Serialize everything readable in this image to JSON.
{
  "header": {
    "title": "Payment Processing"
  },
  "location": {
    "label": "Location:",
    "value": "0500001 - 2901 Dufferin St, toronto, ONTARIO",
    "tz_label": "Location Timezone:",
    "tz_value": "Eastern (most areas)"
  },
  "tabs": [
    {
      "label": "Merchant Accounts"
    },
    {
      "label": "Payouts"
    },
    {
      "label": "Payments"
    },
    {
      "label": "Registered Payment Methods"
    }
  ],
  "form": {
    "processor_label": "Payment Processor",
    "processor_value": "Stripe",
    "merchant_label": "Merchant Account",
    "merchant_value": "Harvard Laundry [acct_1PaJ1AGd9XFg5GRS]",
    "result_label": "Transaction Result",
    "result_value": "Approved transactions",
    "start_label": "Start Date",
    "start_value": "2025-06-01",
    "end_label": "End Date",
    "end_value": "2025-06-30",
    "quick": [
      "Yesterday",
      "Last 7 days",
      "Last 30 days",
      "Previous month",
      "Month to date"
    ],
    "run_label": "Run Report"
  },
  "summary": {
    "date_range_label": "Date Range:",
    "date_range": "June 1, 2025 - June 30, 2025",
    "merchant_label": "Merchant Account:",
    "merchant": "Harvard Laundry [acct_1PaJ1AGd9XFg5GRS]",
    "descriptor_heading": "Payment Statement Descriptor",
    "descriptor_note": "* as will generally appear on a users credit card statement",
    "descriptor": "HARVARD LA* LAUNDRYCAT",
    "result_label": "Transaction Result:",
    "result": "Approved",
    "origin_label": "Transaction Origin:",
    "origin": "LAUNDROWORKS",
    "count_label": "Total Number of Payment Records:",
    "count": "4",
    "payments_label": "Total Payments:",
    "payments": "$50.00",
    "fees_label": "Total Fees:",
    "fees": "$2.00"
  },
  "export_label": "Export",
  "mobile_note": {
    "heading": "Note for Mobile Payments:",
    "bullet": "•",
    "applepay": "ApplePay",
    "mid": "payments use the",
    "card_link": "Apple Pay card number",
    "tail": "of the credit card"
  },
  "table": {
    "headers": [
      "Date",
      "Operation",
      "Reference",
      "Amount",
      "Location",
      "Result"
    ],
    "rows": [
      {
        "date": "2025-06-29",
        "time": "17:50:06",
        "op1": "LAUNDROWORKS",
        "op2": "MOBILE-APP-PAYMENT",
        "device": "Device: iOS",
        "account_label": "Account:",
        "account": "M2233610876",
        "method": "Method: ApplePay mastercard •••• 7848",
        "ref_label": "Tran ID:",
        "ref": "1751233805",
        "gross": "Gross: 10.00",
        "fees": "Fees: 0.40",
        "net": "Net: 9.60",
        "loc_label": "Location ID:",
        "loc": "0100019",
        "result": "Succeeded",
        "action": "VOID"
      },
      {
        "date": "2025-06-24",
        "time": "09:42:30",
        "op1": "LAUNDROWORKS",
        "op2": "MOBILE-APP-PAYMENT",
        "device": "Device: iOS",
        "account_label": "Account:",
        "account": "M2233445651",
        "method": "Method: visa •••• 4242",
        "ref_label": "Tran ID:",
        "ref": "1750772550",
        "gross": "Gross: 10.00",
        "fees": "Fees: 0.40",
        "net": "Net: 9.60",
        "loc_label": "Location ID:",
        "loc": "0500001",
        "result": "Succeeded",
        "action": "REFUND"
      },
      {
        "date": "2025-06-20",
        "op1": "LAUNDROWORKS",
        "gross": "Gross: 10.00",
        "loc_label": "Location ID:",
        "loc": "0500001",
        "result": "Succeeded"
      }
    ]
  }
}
-=-=-=-=-
**What the task requires**
Type the material above out again, exactly.

**Written solution**
Serialize everything readable in this image to JSON.
{
  "header": {
    "title": "Payment Processing"
  },
  "location": {
    "label": "Location:",
    "value": "0500001 - 2901 Dufferin St, toronto, ONTARIO",
    "tz_label": "Location Timezone:",
    "tz_value": "Eastern (most areas)"
  },
  "tabs": [
    {
      "label": "Merchant Accounts"
    },
    {
      "label": "Payouts"
    },
    {
      "label": "Payments"
    },
    {
      "label": "Registered Payment Methods"
    }
  ],
  "form": {
    "processor_label": "Payment Processor",
    "processor_value": "Stripe",
    "merchant_label": "Merchant Account",
    "merchant_value": "Harvard Laundry [acct_1PaJ1AGd9XFg5GRS]",
    "result_label": "Transaction Result",
    "result_value": "Approved transactions",
    "start_label": "Start Date",
    "start_value": "2025-06-01",
    "end_label": "End Date",
    "end_value": "2025-06-30",
    "quick": [
      "Yesterday",
      "Last 7 days",
      "Last 30 days",
      "Previous month",
      "Month to date"
    ],
    "run_label": "Run Report"
  },
  "summary": {
    "date_range_label": "Date Range:",
    "date_range": "June 1, 2025 - June 30, 2025",
    "merchant_label": "Merchant Account:",
    "merchant": "Harvard Laundry [acct_1PaJ1AGd9XFg5GRS]",
    "descriptor_heading": "Payment Statement Descriptor",
    "descriptor_note": "* as will generally appear on a users credit card statement",
    "descriptor": "HARVARD LA* LAUNDRYCAT",
    "result_label": "Transaction Result:",
    "result": "Approved",
    "origin_label": "Transaction Origin:",
    "origin": "LAUNDROWORKS",
    "count_label": "Total Number of Payment Records:",
    "count": "4",
    "payments_label": "Total Payments:",
    "payments": "$50.00",
    "fees_label": "Total Fees:",
    "fees": "$2.00"
  },
  "export_label": "Export",
  "mobile_note": {
    "heading": "Note for Mobile Payments:",
    "bullet": "•",
    "applepay": "ApplePay",
    "mid": "payments use the",
    "card_link": "Apple Pay card number",
    "tail": "of the credit card"
  },
  "table": {
    "headers": [
      "Date",
      "Operation",
      "Reference",
      "Amount",
      "Location",
      "Result"
    ],
    "rows": [
      {
        "date": "2025-06-29",
        "time": "17:50:06",
        "op1": "LAUNDROWORKS",
        "op2": "MOBILE-APP-PAYMENT",
        "device": "Device: iOS",
        "account_label": "Account:",
        "account": "M2233610876",
        "method": "Method: ApplePay mastercard •••• 7848",
        "ref_label": "Tran ID:",
        "ref": "1751233805",
        "gross": "Gross: 10.00",
        "fees": "Fees: 0.40",
        "net": "Net: 9.60",
        "loc_label": "Location ID:",
        "loc": "0100019",
        "result": "Succeeded",
        "action": "VOID"
      },
      {
        "date": "2025-06-24",
        "time": "09:42:30",
        "op1": "LAUNDROWORKS",
        "op2": "MOBILE-APP-PAYMENT",
        "device": "Device: iOS",
        "account_label": "Account:",
        "account": "M2233445651",
        "method": "Method: visa •••• 4242",
        "ref_label": "Tran ID:",
        "ref": "1750772550",
        "gross": "Gross: 10.00",
        "fees": "Fees: 0.40",
        "net": "Net: 9.60",
        "loc_label": "Location ID:",
        "loc": "0500001",
        "result": "Succeeded",
        "action": "REFUND"
      },
      {
        "date": "2025-06-20",
        "op1": "LAUNDROWORKS",
        "gross": "Gross: 10.00",
        "loc_label": "Location ID:",
        "loc": "0500001",
        "result": "Succeeded"
      }
    ]
  }
}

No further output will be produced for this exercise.